§ **PROMPT**:
This exercise calls for the data below to be retyped exactly, minus any images.
BEGIN GIVEN DATA
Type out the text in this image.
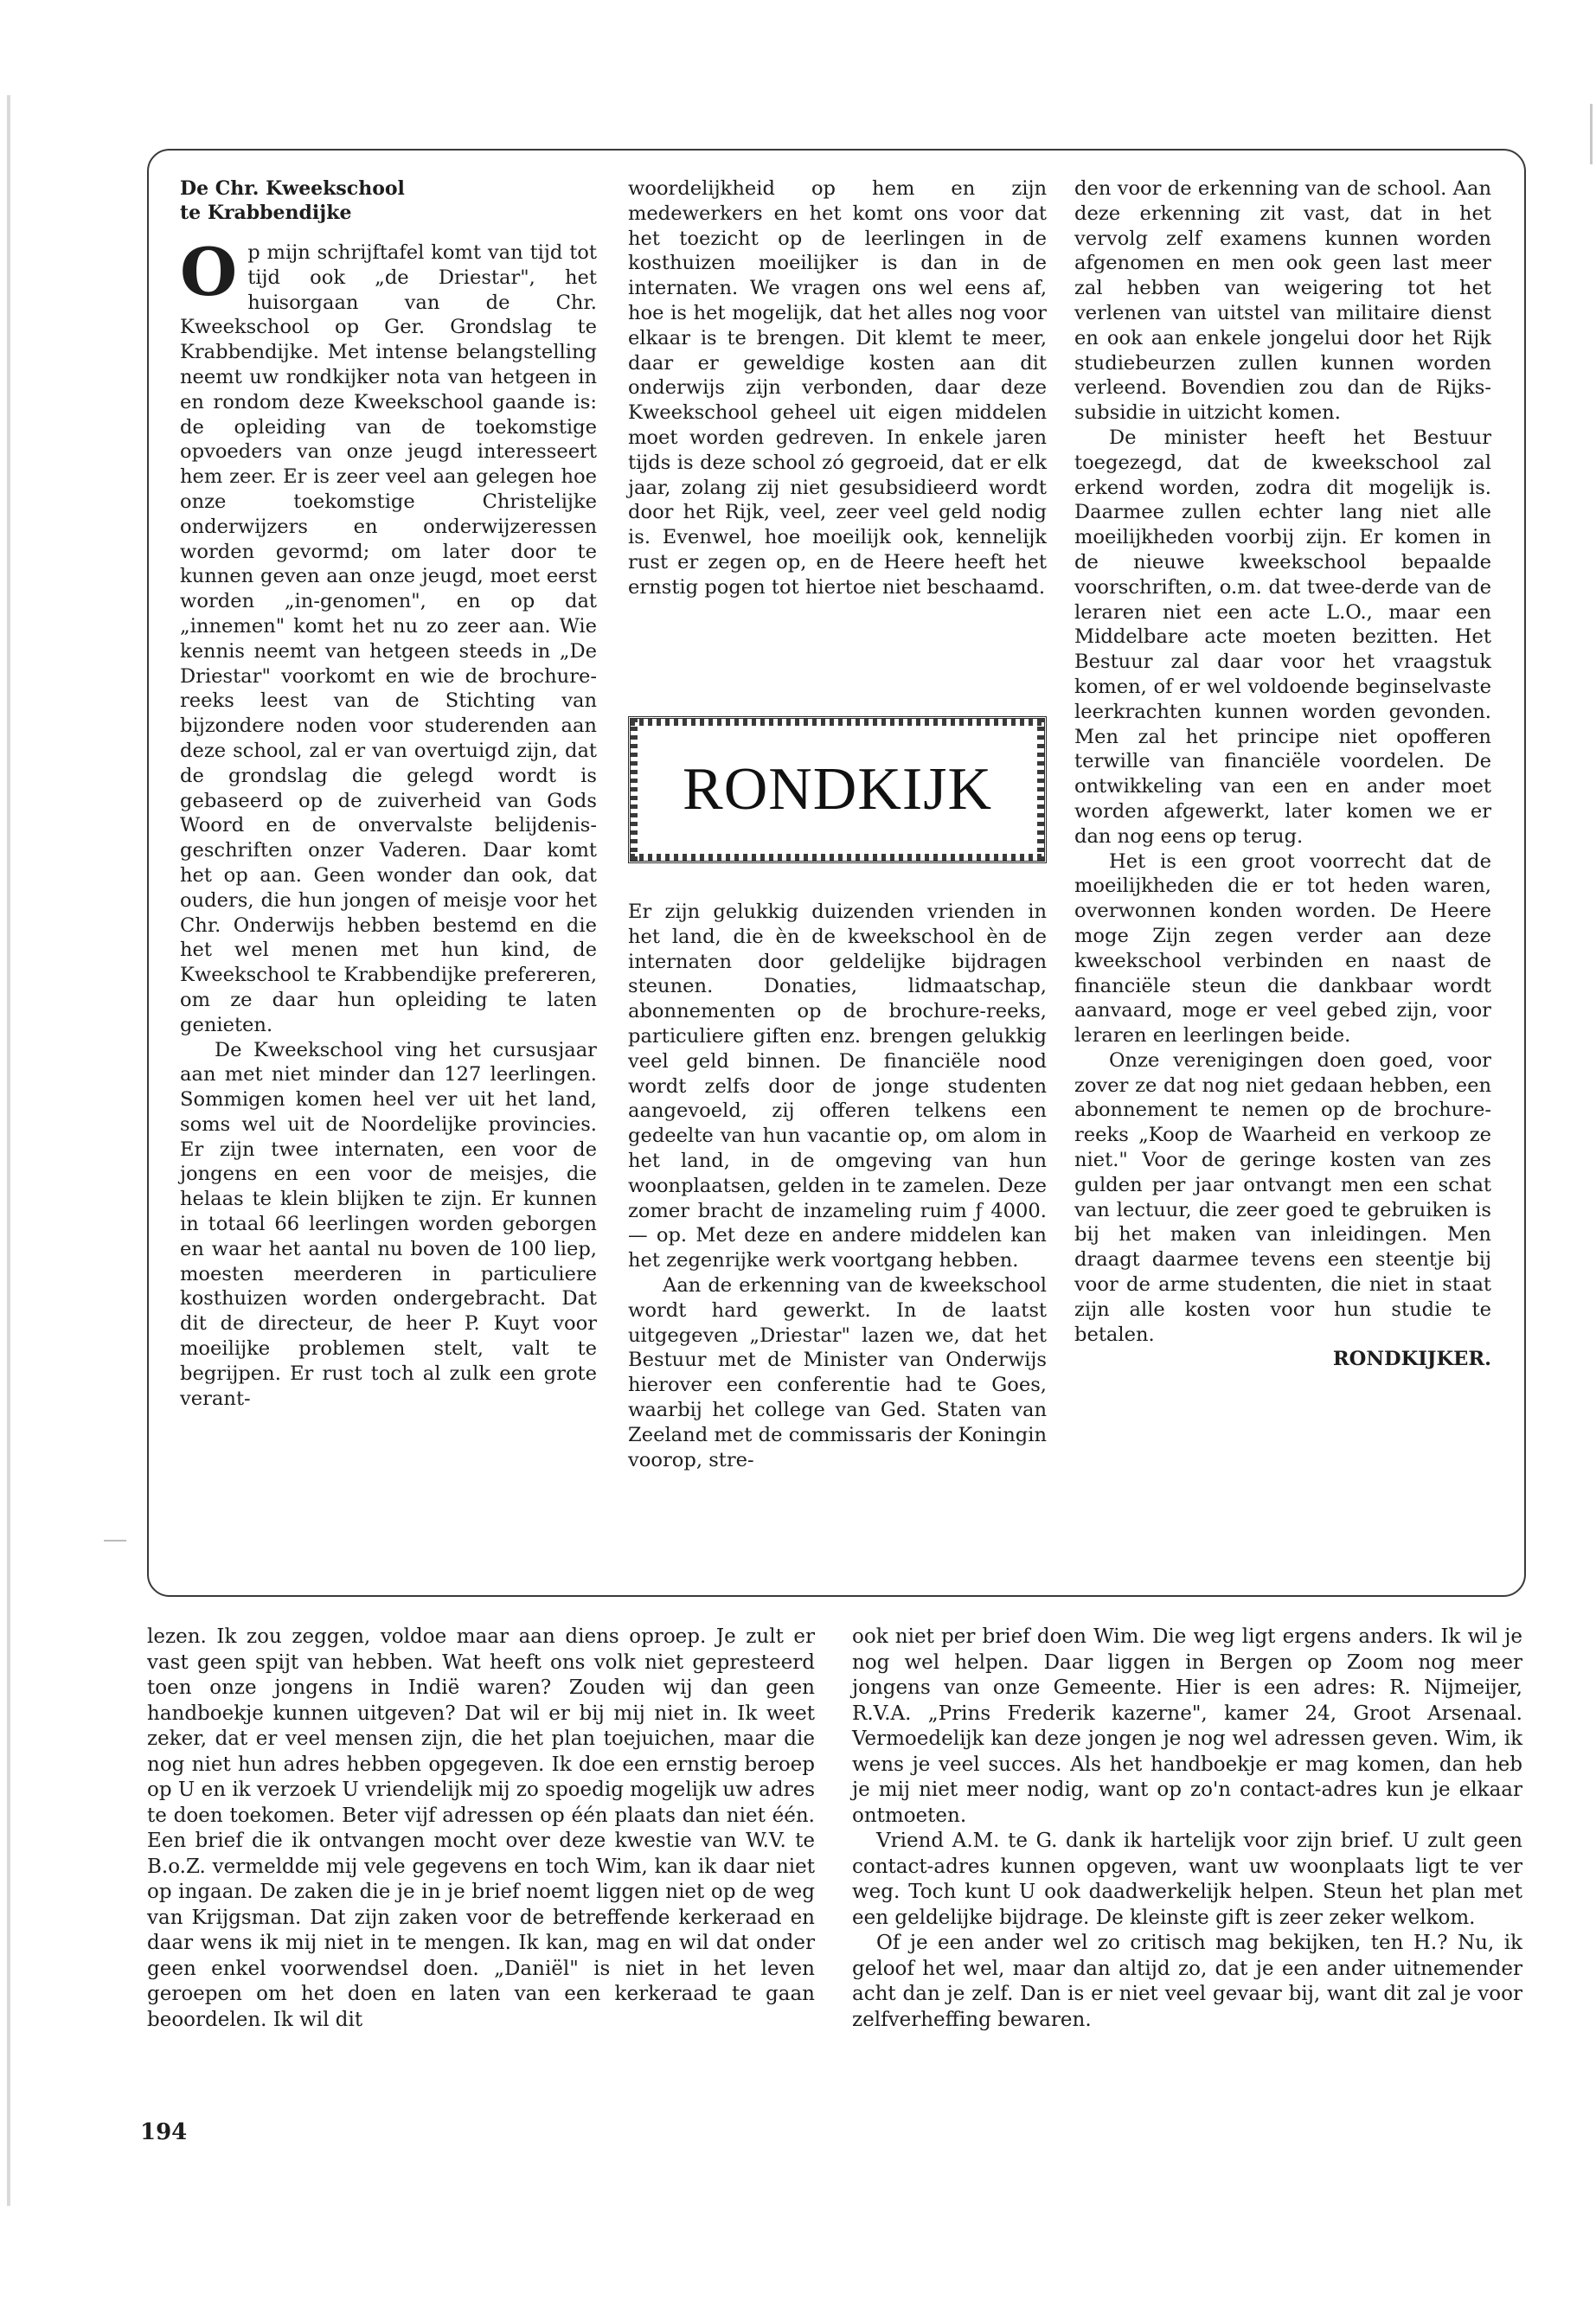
De Chr. Kweekschool
te Krabbendijke

Op mijn schrijftafel komt van tijd tot tijd ook „de Driestar", het huisorgaan van de Chr. Kweekschool op Ger. Grondslag te Krabbendijke. Met intense belangstelling neemt uw rondkijker nota van hetgeen in en rondom deze Kweekschool gaande is: de opleiding van de toekomstige opvoeders van onze jeugd interesseert hem zeer. Er is zeer veel aan gelegen hoe onze toekomstige Christelijke onderwijzers en onderwijzeressen worden gevormd; om later door te kunnen geven aan onze jeugd, moet eerst worden „in-genomen", en op dat „innemen" komt het nu zo zeer aan. Wie kennis neemt van hetgeen steeds in „De Driestar" voorkomt en wie de brochure-reeks leest van de Stichting van bijzondere noden voor studerenden aan deze school, zal er van overtuigd zijn, dat de grondslag die gelegd wordt is gebaseerd op de zuiverheid van Gods Woord en de onvervalste belijdenis-geschriften onzer Vaderen. Daar komt het op aan. Geen wonder dan ook, dat ouders, die hun jongen of meisje voor het Chr. Onderwijs hebben bestemd en die het wel menen met hun kind, de Kweekschool te Krabbendijke prefereren, om ze daar hun opleiding te laten genieten.

De Kweekschool ving het cursusjaar aan met niet minder dan 127 leerlingen. Sommigen komen heel ver uit het land, soms wel uit de Noordelijke provincies. Er zijn twee internaten, een voor de jongens en een voor de meisjes, die helaas te klein blijken te zijn. Er kunnen in totaal 66 leerlingen worden geborgen en waar het aantal nu boven de 100 liep, moesten meerderen in particuliere kosthuizen worden ondergebracht. Dat dit de directeur, de heer P. Kuyt voor moeilijke problemen stelt, valt te begrijpen. Er rust toch al zulk een grote verant-

woordelijkheid op hem en zijn medewerkers en het komt ons voor dat het toezicht op de leerlingen in de kosthuizen moeilijker is dan in de internaten. We vragen ons wel eens af, hoe is het mogelijk, dat het alles nog voor elkaar is te brengen. Dit klemt te meer, daar er geweldige kosten aan dit onderwijs zijn verbonden, daar deze Kweekschool geheel uit eigen middelen moet worden gedreven. In enkele jaren tijds is deze school zó gegroeid, dat er elk jaar, zolang zij niet gesubsidieerd wordt door het Rijk, veel, zeer veel geld nodig is. Evenwel, hoe moeilijk ook, kennelijk rust er zegen op, en de Heere heeft het ernstig pogen tot hiertoe niet beschaamd.

RONDKIJK

Er zijn gelukkig duizenden vrienden in het land, die èn de kweekschool èn de internaten door geldelijke bijdragen steunen. Donaties, lidmaatschap, abonnementen op de brochure-reeks, particuliere giften enz. brengen gelukkig veel geld binnen. De financiële nood wordt zelfs door de jonge studenten aangevoeld, zij offeren telkens een gedeelte van hun vacantie op, om alom in het land, in de omgeving van hun woonplaatsen, gelden in te zamelen. Deze zomer bracht de inzameling ruim ƒ 4000.— op. Met deze en andere middelen kan het zegenrijke werk voortgang hebben.

Aan de erkenning van de kweekschool wordt hard gewerkt. In de laatst uitgegeven „Driestar" lazen we, dat het Bestuur met de Minister van Onderwijs hierover een conferentie had te Goes, waarbij het college van Ged. Staten van Zeeland met de commissaris der Koningin voorop, stre-

den voor de erkenning van de school. Aan deze erkenning zit vast, dat in het vervolg zelf examens kunnen worden afgenomen en men ook geen last meer zal hebben van weigering tot het verlenen van uitstel van militaire dienst en ook aan enkele jongelui door het Rijk studiebeurzen zullen kunnen worden verleend. Bovendien zou dan de Rijks-subsidie in uitzicht komen.

De minister heeft het Bestuur toegezegd, dat de kweekschool zal erkend worden, zodra dit mogelijk is. Daarmee zullen echter lang niet alle moeilijkheden voorbij zijn. Er komen in de nieuwe kweekschool bepaalde voorschriften, o.m. dat twee-derde van de leraren niet een acte L.O., maar een Middelbare acte moeten bezitten. Het Bestuur zal daar voor het vraagstuk komen, of er wel voldoende beginselvaste leerkrachten kunnen worden gevonden. Men zal het principe niet opofferen terwille van financiële voordelen. De ontwikkeling van een en ander moet worden afgewerkt, later komen we er dan nog eens op terug.

Het is een groot voorrecht dat de moeilijkheden die er tot heden waren, overwonnen konden worden. De Heere moge Zijn zegen verder aan deze kweekschool verbinden en naast de financiële steun die dankbaar wordt aanvaard, moge er veel gebed zijn, voor leraren en leerlingen beide.

Onze verenigingen doen goed, voor zover ze dat nog niet gedaan hebben, een abonnement te nemen op de brochure-reeks „Koop de Waarheid en verkoop ze niet." Voor de geringe kosten van zes gulden per jaar ontvangt men een schat van lectuur, die zeer goed te gebruiken is bij het maken van inleidingen. Men draagt daarmee tevens een steentje bij voor de arme studenten, die niet in staat zijn alle kosten voor hun studie te betalen.

RONDKIJKER.

lezen. Ik zou zeggen, voldoe maar aan diens oproep. Je zult er vast geen spijt van hebben. Wat heeft ons volk niet gepresteerd toen onze jongens in Indië waren? Zouden wij dan geen handboekje kunnen uitgeven? Dat wil er bij mij niet in. Ik weet zeker, dat er veel mensen zijn, die het plan toejuichen, maar die nog niet hun adres hebben opgegeven. Ik doe een ernstig beroep op U en ik verzoek U vriendelijk mij zo spoedig mogelijk uw adres te doen toekomen. Beter vijf adressen op één plaats dan niet één. Een brief die ik ontvangen mocht over deze kwestie van W.V. te B.o.Z. vermeldde mij vele gegevens en toch Wim, kan ik daar niet op ingaan. De zaken die je in je brief noemt liggen niet op de weg van Krijgsman. Dat zijn zaken voor de betreffende kerkeraad en daar wens ik mij niet in te mengen. Ik kan, mag en wil dat onder geen enkel voorwendsel doen. „Daniël" is niet in het leven geroepen om het doen en laten van een kerkeraad te gaan beoordelen. Ik wil dit

ook niet per brief doen Wim. Die weg ligt ergens anders. Ik wil je nog wel helpen. Daar liggen in Bergen op Zoom nog meer jongens van onze Gemeente. Hier is een adres: R. Nijmeijer, R.V.A. „Prins Frederik kazerne", kamer 24, Groot Arsenaal. Vermoedelijk kan deze jongen je nog wel adressen geven. Wim, ik wens je veel succes. Als het handboekje er mag komen, dan heb je mij niet meer nodig, want op zo'n contact-adres kun je elkaar ontmoeten.

Vriend A.M. te G. dank ik hartelijk voor zijn brief. U zult geen contact-adres kunnen opgeven, want uw woonplaats ligt te ver weg. Toch kunt U ook daadwerkelijk helpen. Steun het plan met een geldelijke bijdrage. De kleinste gift is zeer zeker welkom.

Of je een ander wel zo critisch mag bekijken, ten H.? Nu, ik geloof het wel, maar dan altijd zo, dat je een ander uitnemender acht dan je zelf. Dan is er niet veel gevaar bij, want dit zal je voor zelfverheffing bewaren.

194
END GIVEN DATA
§ **TASK RESULT**:
Type out the text in this image.
De Chr. Kweekschool
te Krabbendijke

Op mijn schrijftafel komt van tijd tot tijd ook „de Driestar", het huisorgaan van de Chr. Kweekschool op Ger. Grondslag te Krabbendijke. Met intense belangstelling neemt uw rondkijker nota van hetgeen in en rondom deze Kweekschool gaande is: de opleiding van de toekomstige opvoeders van onze jeugd interesseert hem zeer. Er is zeer veel aan gelegen hoe onze toekomstige Christelijke onderwijzers en onderwijzeressen worden gevormd; om later door te kunnen geven aan onze jeugd, moet eerst worden „in-genomen", en op dat „innemen" komt het nu zo zeer aan. Wie kennis neemt van hetgeen steeds in „De Driestar" voorkomt en wie de brochure-reeks leest van de Stichting van bijzondere noden voor studerenden aan deze school, zal er van overtuigd zijn, dat de grondslag die gelegd wordt is gebaseerd op de zuiverheid van Gods Woord en de onvervalste belijdenis-geschriften onzer Vaderen. Daar komt het op aan. Geen wonder dan ook, dat ouders, die hun jongen of meisje voor het Chr. Onderwijs hebben bestemd en die het wel menen met hun kind, de Kweekschool te Krabbendijke prefereren, om ze daar hun opleiding te laten genieten.

De Kweekschool ving het cursusjaar aan met niet minder dan 127 leerlingen. Sommigen komen heel ver uit het land, soms wel uit de Noordelijke provincies. Er zijn twee internaten, een voor de jongens en een voor de meisjes, die helaas te klein blijken te zijn. Er kunnen in totaal 66 leerlingen worden geborgen en waar het aantal nu boven de 100 liep, moesten meerderen in particuliere kosthuizen worden ondergebracht. Dat dit de directeur, de heer P. Kuyt voor moeilijke problemen stelt, valt te begrijpen. Er rust toch al zulk een grote verant-

woordelijkheid op hem en zijn medewerkers en het komt ons voor dat het toezicht op de leerlingen in de kosthuizen moeilijker is dan in de internaten. We vragen ons wel eens af, hoe is het mogelijk, dat het alles nog voor elkaar is te brengen. Dit klemt te meer, daar er geweldige kosten aan dit onderwijs zijn verbonden, daar deze Kweekschool geheel uit eigen middelen moet worden gedreven. In enkele jaren tijds is deze school zó gegroeid, dat er elk jaar, zolang zij niet gesubsidieerd wordt door het Rijk, veel, zeer veel geld nodig is. Evenwel, hoe moeilijk ook, kennelijk rust er zegen op, en de Heere heeft het ernstig pogen tot hiertoe niet beschaamd.

RONDKIJK

Er zijn gelukkig duizenden vrienden in het land, die èn de kweekschool èn de internaten door geldelijke bijdragen steunen. Donaties, lidmaatschap, abonnementen op de brochure-reeks, particuliere giften enz. brengen gelukkig veel geld binnen. De financiële nood wordt zelfs door de jonge studenten aangevoeld, zij offeren telkens een gedeelte van hun vacantie op, om alom in het land, in de omgeving van hun woonplaatsen, gelden in te zamelen. Deze zomer bracht de inzameling ruim ƒ 4000.— op. Met deze en andere middelen kan het zegenrijke werk voortgang hebben.

Aan de erkenning van de kweekschool wordt hard gewerkt. In de laatst uitgegeven „Driestar" lazen we, dat het Bestuur met de Minister van Onderwijs hierover een conferentie had te Goes, waarbij het college van Ged. Staten van Zeeland met de commissaris der Koningin voorop, stre-

den voor de erkenning van de school. Aan deze erkenning zit vast, dat in het vervolg zelf examens kunnen worden afgenomen en men ook geen last meer zal hebben van weigering tot het verlenen van uitstel van militaire dienst en ook aan enkele jongelui door het Rijk studiebeurzen zullen kunnen worden verleend. Bovendien zou dan de Rijks-subsidie in uitzicht komen.

De minister heeft het Bestuur toegezegd, dat de kweekschool zal erkend worden, zodra dit mogelijk is. Daarmee zullen echter lang niet alle moeilijkheden voorbij zijn. Er komen in de nieuwe kweekschool bepaalde voorschriften, o.m. dat twee-derde van de leraren niet een acte L.O., maar een Middelbare acte moeten bezitten. Het Bestuur zal daar voor het vraagstuk komen, of er wel voldoende beginselvaste leerkrachten kunnen worden gevonden. Men zal het principe niet opofferen terwille van financiële voordelen. De ontwikkeling van een en ander moet worden afgewerkt, later komen we er dan nog eens op terug.

Het is een groot voorrecht dat de moeilijkheden die er tot heden waren, overwonnen konden worden. De Heere moge Zijn zegen verder aan deze kweekschool verbinden en naast de financiële steun die dankbaar wordt aanvaard, moge er veel gebed zijn, voor leraren en leerlingen beide.

Onze verenigingen doen goed, voor zover ze dat nog niet gedaan hebben, een abonnement te nemen op de brochure-reeks „Koop de Waarheid en verkoop ze niet." Voor de geringe kosten van zes gulden per jaar ontvangt men een schat van lectuur, die zeer goed te gebruiken is bij het maken van inleidingen. Men draagt daarmee tevens een steentje bij voor de arme studenten, die niet in staat zijn alle kosten voor hun studie te betalen.

RONDKIJKER.

lezen. Ik zou zeggen, voldoe maar aan diens oproep. Je zult er vast geen spijt van hebben. Wat heeft ons volk niet gepresteerd toen onze jongens in Indië waren? Zouden wij dan geen handboekje kunnen uitgeven? Dat wil er bij mij niet in. Ik weet zeker, dat er veel mensen zijn, die het plan toejuichen, maar die nog niet hun adres hebben opgegeven. Ik doe een ernstig beroep op U en ik verzoek U vriendelijk mij zo spoedig mogelijk uw adres te doen toekomen. Beter vijf adressen op één plaats dan niet één. Een brief die ik ontvangen mocht over deze kwestie van W.V. te B.o.Z. vermeldde mij vele gegevens en toch Wim, kan ik daar niet op ingaan. De zaken die je in je brief noemt liggen niet op de weg van Krijgsman. Dat zijn zaken voor de betreffende kerkeraad en daar wens ik mij niet in te mengen. Ik kan, mag en wil dat onder geen enkel voorwendsel doen. „Daniël" is niet in het leven geroepen om het doen en laten van een kerkeraad te gaan beoordelen. Ik wil dit

ook niet per brief doen Wim. Die weg ligt ergens anders. Ik wil je nog wel helpen. Daar liggen in Bergen op Zoom nog meer jongens van onze Gemeente. Hier is een adres: R. Nijmeijer, R.V.A. „Prins Frederik kazerne", kamer 24, Groot Arsenaal. Vermoedelijk kan deze jongen je nog wel adressen geven. Wim, ik wens je veel succes. Als het handboekje er mag komen, dan heb je mij niet meer nodig, want op zo'n contact-adres kun je elkaar ontmoeten.

Vriend A.M. te G. dank ik hartelijk voor zijn brief. U zult geen contact-adres kunnen opgeven, want uw woonplaats ligt te ver weg. Toch kunt U ook daadwerkelijk helpen. Steun het plan met een geldelijke bijdrage. De kleinste gift is zeer zeker welkom.

Of je een ander wel zo critisch mag bekijken, ten H.? Nu, ik geloof het wel, maar dan altijd zo, dat je een ander uitnemender acht dan je zelf. Dan is er niet veel gevaar bij, want dit zal je voor zelfverheffing bewaren.

194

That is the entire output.